*Stated goal*
Wherever "behaves" appears in a line, list that line.
────────
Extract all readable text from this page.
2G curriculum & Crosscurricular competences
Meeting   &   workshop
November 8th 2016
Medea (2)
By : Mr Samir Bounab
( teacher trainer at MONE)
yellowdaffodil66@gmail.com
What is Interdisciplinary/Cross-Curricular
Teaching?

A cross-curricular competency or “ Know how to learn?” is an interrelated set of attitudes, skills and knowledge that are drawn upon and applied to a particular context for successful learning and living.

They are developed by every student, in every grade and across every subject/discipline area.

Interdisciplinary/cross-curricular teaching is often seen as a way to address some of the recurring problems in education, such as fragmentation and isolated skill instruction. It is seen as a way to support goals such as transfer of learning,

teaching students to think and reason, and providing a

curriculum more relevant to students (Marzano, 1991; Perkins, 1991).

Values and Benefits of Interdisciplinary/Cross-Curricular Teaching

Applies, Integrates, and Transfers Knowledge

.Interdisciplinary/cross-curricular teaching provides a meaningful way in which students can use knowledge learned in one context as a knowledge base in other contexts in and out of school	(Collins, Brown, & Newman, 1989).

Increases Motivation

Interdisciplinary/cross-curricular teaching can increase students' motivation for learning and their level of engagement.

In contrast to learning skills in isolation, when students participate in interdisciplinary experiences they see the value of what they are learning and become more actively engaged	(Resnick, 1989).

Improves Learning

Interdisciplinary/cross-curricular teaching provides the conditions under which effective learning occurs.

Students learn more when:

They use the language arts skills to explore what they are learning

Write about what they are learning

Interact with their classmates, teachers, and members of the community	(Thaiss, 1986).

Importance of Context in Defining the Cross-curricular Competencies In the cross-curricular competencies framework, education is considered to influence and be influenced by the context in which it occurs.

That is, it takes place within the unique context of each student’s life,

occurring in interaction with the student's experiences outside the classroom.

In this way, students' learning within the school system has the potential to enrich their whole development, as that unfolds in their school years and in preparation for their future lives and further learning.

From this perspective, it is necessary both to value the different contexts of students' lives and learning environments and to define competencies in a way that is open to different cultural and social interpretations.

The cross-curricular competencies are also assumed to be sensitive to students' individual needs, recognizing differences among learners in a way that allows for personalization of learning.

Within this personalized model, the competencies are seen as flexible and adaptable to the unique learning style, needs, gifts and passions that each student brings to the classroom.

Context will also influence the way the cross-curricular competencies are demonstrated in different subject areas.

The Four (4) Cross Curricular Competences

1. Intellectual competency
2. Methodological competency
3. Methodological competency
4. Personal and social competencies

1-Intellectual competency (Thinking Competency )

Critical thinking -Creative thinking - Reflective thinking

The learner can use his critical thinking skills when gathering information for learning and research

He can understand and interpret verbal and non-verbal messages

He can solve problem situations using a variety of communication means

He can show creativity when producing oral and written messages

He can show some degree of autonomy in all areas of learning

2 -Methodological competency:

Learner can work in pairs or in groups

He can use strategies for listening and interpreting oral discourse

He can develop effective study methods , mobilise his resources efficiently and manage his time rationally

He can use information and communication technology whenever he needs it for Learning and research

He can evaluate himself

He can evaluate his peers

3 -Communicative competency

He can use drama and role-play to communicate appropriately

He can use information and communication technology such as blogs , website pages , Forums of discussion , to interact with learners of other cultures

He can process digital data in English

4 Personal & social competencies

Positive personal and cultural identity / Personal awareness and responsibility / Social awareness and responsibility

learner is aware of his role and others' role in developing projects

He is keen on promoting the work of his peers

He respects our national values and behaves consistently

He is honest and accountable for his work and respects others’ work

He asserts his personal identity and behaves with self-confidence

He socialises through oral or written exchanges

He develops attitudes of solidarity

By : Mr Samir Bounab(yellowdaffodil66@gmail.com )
────────
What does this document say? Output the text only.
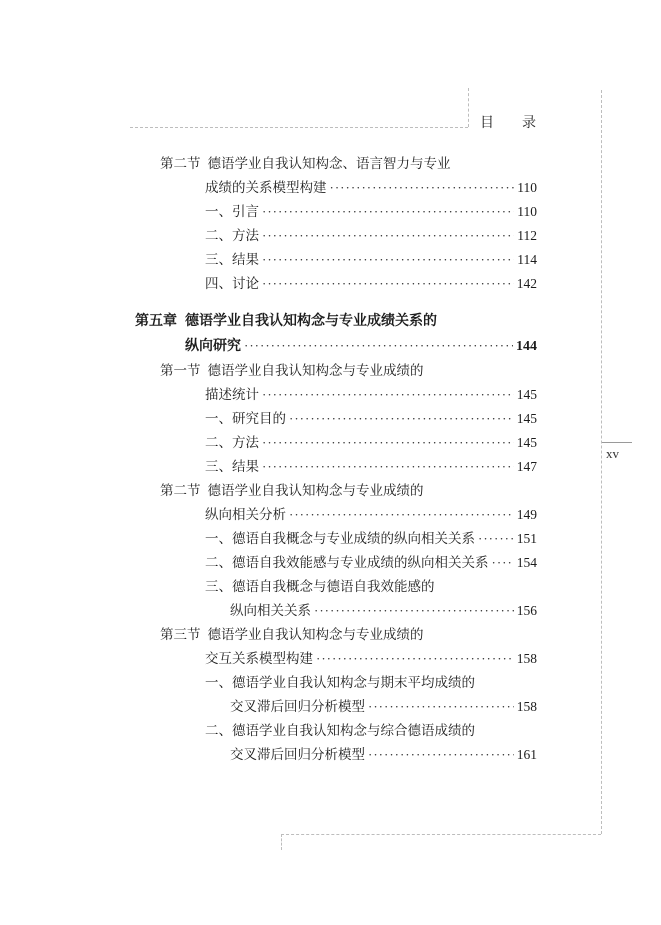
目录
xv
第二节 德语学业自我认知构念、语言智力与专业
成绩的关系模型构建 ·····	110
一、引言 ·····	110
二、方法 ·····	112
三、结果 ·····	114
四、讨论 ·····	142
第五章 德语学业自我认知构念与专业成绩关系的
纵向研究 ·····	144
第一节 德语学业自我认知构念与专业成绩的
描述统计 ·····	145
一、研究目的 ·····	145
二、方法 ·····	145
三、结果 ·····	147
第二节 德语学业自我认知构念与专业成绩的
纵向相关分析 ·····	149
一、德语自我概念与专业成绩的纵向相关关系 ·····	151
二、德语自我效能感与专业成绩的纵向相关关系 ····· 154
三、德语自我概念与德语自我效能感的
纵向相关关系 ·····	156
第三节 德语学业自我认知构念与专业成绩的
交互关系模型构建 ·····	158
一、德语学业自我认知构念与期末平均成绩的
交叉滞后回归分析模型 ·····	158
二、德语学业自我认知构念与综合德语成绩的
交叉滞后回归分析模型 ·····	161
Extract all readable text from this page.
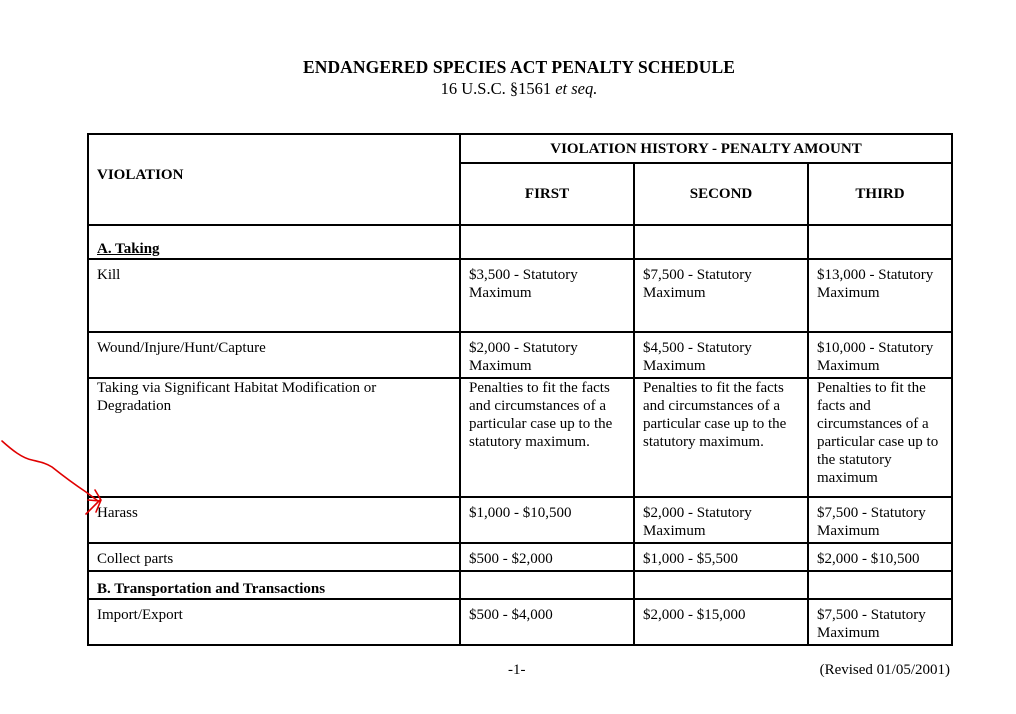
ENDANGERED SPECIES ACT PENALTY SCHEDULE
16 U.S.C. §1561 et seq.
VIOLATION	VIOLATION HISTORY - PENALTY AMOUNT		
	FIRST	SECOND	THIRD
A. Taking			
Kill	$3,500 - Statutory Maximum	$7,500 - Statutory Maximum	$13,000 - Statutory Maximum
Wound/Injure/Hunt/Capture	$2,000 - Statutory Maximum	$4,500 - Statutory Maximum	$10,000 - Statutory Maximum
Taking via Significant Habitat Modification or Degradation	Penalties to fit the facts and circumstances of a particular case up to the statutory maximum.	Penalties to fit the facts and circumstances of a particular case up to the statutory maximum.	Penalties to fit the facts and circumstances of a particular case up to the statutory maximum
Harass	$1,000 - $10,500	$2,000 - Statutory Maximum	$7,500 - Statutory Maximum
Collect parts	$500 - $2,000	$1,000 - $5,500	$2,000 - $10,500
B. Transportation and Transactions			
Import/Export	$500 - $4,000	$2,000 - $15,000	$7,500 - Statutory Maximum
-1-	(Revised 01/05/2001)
────────
*Expected answer*
He respects our national values and behaves consistently
He asserts his personal identity and behaves with self-confidence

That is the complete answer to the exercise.